⟨

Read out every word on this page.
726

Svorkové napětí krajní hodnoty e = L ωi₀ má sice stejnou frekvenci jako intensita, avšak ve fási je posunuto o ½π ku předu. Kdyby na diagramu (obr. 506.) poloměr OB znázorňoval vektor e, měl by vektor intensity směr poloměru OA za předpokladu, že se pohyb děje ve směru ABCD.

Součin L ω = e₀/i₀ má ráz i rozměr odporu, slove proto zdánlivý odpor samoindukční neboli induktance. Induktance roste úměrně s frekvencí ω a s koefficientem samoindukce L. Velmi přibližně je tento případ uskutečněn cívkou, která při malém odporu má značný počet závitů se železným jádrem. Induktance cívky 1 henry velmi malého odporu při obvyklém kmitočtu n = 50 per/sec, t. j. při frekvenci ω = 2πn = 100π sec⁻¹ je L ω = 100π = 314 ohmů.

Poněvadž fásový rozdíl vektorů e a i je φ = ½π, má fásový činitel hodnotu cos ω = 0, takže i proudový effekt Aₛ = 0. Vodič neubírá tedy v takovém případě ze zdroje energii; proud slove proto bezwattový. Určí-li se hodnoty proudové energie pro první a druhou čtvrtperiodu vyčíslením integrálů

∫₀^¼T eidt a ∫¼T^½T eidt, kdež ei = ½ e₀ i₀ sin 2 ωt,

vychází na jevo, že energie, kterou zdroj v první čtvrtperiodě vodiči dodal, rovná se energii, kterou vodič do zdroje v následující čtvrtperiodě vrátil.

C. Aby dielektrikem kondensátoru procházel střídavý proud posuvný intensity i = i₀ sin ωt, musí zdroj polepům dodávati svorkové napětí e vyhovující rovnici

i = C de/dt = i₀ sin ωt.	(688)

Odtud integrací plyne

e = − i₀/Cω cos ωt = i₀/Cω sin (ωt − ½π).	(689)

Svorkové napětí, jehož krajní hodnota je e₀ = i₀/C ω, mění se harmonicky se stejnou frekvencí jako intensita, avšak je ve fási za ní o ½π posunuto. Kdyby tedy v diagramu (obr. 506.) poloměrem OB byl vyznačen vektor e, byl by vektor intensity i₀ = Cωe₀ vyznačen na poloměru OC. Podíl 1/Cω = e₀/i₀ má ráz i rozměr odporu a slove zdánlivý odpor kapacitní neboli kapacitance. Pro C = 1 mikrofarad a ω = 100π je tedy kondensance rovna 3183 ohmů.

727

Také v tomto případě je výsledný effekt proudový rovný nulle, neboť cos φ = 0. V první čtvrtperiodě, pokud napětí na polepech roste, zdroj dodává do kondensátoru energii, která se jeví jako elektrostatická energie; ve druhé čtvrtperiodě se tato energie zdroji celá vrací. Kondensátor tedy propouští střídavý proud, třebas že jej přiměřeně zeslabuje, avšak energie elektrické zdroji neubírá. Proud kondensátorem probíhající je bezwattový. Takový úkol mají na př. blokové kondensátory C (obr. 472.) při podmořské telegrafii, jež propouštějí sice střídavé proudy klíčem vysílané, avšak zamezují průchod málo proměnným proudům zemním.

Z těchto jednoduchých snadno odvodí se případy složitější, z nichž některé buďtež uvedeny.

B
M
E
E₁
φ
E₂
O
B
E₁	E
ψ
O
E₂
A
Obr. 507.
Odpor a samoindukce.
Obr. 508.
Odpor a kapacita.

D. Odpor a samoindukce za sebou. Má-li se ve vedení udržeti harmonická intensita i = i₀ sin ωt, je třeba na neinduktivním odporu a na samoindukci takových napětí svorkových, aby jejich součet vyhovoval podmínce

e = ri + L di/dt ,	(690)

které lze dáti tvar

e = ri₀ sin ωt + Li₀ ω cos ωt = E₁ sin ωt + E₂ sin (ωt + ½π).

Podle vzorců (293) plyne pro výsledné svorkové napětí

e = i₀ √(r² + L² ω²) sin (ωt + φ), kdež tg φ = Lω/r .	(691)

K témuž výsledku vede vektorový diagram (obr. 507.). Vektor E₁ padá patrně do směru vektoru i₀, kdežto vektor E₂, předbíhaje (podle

⟩

PROMPT:
Which lines hold the word "plyne"? Copy all of them.

SOLVED EXERCISE:
Odtud integrací plyne
Podle vzorců (293) plyne pro výsledné svorkové napětí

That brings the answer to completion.